**Stored data**
==*==

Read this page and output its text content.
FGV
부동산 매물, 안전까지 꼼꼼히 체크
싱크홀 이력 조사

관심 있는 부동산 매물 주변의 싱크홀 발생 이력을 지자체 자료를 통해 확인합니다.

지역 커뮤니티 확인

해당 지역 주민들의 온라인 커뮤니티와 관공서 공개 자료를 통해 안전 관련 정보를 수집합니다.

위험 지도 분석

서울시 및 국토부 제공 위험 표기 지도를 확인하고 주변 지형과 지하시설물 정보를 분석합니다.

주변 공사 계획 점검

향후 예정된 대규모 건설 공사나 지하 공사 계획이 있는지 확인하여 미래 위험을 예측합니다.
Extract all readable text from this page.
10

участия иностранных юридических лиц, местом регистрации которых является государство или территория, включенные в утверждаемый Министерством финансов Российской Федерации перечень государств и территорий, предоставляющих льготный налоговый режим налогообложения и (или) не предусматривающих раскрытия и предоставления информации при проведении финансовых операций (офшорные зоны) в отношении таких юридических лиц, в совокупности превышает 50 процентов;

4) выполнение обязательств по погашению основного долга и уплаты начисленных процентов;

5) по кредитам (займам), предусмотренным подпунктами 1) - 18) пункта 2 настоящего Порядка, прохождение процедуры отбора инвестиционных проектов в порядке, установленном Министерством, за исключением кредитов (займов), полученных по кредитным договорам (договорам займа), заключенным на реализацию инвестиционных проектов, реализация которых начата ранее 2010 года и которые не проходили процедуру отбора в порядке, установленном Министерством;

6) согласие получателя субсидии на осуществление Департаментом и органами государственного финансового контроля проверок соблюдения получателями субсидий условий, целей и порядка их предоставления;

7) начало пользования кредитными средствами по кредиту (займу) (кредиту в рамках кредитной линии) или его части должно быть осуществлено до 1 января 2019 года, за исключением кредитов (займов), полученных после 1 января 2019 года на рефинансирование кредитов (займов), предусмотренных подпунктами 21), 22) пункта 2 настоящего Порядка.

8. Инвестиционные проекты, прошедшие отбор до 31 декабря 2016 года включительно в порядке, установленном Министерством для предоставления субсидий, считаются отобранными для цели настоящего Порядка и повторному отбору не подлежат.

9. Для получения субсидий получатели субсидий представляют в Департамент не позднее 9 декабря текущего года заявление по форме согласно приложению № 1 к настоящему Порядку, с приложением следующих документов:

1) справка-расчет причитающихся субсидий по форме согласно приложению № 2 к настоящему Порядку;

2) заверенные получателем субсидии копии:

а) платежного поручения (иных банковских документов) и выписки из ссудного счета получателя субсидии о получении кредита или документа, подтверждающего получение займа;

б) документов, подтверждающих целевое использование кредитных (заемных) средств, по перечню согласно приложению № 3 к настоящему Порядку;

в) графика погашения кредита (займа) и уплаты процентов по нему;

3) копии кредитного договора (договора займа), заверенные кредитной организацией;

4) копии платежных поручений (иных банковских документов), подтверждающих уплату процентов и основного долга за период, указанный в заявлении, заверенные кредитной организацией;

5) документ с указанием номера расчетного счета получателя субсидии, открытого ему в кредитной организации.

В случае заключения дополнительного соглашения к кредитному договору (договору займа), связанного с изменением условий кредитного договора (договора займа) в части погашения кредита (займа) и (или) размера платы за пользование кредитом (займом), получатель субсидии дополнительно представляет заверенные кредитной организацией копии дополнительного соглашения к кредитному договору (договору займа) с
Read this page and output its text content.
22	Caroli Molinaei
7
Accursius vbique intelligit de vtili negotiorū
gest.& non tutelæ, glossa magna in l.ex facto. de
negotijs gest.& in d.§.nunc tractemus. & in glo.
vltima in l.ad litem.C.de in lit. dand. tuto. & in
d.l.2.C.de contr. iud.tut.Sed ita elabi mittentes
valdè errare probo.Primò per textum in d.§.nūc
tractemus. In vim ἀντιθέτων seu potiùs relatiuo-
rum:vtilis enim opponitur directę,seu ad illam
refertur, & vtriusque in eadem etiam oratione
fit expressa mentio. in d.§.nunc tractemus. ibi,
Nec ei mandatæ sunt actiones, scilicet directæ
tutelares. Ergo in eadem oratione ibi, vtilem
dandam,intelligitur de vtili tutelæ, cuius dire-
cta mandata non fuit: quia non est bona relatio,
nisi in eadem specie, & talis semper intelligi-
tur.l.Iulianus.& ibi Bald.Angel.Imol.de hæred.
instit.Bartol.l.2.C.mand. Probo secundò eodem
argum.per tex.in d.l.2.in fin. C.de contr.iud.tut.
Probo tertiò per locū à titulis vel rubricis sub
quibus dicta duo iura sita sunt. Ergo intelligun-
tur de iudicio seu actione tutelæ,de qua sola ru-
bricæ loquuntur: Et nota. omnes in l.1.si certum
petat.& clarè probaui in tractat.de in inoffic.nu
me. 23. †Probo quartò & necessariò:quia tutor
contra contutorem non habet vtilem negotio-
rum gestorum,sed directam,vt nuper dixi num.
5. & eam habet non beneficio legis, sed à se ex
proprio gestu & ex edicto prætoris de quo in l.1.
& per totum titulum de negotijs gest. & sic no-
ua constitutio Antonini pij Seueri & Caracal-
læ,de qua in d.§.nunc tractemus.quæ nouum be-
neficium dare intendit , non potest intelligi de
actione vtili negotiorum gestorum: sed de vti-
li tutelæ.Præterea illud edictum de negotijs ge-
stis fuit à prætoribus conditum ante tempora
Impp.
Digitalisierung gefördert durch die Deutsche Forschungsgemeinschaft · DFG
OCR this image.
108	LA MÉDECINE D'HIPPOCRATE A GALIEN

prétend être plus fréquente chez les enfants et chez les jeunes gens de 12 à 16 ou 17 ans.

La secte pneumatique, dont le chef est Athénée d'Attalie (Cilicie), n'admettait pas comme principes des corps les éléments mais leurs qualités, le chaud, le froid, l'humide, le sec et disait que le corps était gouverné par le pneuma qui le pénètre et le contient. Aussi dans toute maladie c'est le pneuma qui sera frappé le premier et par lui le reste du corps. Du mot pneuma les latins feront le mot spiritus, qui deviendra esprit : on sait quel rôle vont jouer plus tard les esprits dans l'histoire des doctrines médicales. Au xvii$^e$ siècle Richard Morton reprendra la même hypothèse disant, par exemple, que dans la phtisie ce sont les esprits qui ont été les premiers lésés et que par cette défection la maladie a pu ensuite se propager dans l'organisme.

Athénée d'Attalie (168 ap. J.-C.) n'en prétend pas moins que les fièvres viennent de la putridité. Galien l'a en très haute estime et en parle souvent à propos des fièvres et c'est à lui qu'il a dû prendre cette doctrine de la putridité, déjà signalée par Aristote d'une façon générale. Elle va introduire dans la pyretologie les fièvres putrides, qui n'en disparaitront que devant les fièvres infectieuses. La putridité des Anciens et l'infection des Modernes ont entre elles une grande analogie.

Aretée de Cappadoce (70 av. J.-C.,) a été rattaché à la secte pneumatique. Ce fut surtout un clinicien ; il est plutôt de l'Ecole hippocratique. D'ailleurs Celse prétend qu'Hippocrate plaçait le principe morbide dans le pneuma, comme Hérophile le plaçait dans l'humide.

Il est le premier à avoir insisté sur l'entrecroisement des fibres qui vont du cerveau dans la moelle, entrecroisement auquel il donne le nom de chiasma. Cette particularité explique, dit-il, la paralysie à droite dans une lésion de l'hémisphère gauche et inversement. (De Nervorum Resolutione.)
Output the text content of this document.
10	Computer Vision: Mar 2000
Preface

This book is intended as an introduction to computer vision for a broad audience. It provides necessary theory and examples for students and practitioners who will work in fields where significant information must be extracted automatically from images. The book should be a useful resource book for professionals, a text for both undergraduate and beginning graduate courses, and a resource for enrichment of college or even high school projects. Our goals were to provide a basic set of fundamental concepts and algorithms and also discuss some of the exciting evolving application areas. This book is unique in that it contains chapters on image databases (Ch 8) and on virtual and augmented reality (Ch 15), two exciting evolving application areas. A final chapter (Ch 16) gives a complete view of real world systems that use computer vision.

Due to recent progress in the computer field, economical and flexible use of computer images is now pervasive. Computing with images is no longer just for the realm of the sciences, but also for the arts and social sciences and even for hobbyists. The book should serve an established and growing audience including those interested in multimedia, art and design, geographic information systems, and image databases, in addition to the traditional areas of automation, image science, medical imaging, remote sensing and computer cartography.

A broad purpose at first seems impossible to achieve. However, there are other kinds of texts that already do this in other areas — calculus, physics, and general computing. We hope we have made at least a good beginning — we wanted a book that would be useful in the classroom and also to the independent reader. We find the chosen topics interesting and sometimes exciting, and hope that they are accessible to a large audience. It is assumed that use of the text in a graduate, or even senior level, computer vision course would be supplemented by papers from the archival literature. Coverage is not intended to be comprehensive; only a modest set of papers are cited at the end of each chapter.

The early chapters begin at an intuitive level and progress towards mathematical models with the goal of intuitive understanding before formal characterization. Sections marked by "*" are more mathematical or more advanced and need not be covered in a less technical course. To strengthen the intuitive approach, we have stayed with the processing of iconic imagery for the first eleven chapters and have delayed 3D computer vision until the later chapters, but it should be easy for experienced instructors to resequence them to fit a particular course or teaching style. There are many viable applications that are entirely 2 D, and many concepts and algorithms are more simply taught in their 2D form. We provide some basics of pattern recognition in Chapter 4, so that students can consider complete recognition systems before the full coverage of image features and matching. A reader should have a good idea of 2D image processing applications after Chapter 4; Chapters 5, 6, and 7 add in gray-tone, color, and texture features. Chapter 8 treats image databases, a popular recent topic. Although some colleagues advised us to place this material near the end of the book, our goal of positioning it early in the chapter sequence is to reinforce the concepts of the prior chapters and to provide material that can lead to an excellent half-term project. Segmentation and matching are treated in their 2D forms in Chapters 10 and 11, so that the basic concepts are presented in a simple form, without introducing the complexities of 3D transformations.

==*==

**Do this**
Of all the lines in the listing above, how many include "организацией"? Write only the number.

**Exercise output**
3